* YOUR INSTRUCTIONS *
Find the lines with the string "建成老年福利服务中心" and return them.

— begin WORKING DATA —

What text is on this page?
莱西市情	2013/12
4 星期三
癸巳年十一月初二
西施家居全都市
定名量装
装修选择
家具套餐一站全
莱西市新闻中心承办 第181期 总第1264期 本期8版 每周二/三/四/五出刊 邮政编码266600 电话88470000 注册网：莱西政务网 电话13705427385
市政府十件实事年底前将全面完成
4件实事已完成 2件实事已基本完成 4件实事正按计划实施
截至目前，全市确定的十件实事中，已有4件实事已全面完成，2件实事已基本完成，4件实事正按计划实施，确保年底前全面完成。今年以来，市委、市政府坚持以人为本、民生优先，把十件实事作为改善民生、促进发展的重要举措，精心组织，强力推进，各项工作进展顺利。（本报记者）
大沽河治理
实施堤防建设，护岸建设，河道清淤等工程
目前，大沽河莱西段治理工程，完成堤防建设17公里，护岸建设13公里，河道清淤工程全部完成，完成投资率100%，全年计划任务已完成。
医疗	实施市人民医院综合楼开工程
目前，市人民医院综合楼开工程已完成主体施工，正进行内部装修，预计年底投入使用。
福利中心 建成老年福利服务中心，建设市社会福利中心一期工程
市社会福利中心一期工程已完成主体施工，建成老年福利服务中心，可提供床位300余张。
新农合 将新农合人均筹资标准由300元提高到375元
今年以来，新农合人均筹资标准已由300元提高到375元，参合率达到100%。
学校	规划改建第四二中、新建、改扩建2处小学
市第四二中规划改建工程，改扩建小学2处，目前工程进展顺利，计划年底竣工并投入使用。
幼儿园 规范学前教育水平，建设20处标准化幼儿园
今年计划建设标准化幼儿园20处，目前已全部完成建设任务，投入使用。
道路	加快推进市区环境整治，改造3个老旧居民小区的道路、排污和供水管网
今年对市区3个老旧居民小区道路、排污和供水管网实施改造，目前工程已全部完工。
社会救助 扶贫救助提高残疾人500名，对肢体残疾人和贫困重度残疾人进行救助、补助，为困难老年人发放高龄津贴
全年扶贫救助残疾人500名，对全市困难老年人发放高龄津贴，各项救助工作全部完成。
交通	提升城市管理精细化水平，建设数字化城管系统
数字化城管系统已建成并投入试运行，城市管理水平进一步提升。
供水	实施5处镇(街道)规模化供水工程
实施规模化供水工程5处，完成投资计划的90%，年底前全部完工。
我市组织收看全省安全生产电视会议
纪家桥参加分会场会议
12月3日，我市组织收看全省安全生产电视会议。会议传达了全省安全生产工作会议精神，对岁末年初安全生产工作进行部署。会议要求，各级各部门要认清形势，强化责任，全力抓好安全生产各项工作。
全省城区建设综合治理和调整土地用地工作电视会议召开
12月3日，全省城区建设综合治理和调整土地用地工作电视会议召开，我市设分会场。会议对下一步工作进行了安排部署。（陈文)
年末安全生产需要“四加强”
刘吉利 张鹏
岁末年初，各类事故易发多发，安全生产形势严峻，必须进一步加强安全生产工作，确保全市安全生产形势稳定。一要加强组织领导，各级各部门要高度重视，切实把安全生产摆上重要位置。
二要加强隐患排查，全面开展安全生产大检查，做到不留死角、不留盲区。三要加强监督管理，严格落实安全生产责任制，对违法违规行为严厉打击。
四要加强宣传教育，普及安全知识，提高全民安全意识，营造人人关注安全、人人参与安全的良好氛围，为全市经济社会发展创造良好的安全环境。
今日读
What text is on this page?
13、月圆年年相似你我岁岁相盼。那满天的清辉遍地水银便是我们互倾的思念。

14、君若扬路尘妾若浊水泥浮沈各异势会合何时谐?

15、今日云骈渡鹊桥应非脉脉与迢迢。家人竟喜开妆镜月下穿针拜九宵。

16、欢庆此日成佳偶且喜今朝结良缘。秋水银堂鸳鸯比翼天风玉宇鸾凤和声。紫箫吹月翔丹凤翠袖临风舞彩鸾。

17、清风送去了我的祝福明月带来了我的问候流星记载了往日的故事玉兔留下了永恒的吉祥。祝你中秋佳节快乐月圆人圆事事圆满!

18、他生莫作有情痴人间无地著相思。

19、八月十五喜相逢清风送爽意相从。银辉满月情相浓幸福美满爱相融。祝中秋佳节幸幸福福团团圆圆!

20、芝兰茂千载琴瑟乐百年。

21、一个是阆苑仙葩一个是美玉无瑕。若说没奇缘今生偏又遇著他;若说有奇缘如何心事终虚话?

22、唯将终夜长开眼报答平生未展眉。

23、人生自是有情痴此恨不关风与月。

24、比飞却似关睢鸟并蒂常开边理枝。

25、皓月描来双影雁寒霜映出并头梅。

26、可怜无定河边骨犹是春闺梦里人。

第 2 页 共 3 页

— end WORKING DATA —

* WORKED ANSWER *
福利中心 建成老年福利服务中心，建设市社会福利中心一期工程
市社会福利中心一期工程已完成主体施工，建成老年福利服务中心，可提供床位300余张。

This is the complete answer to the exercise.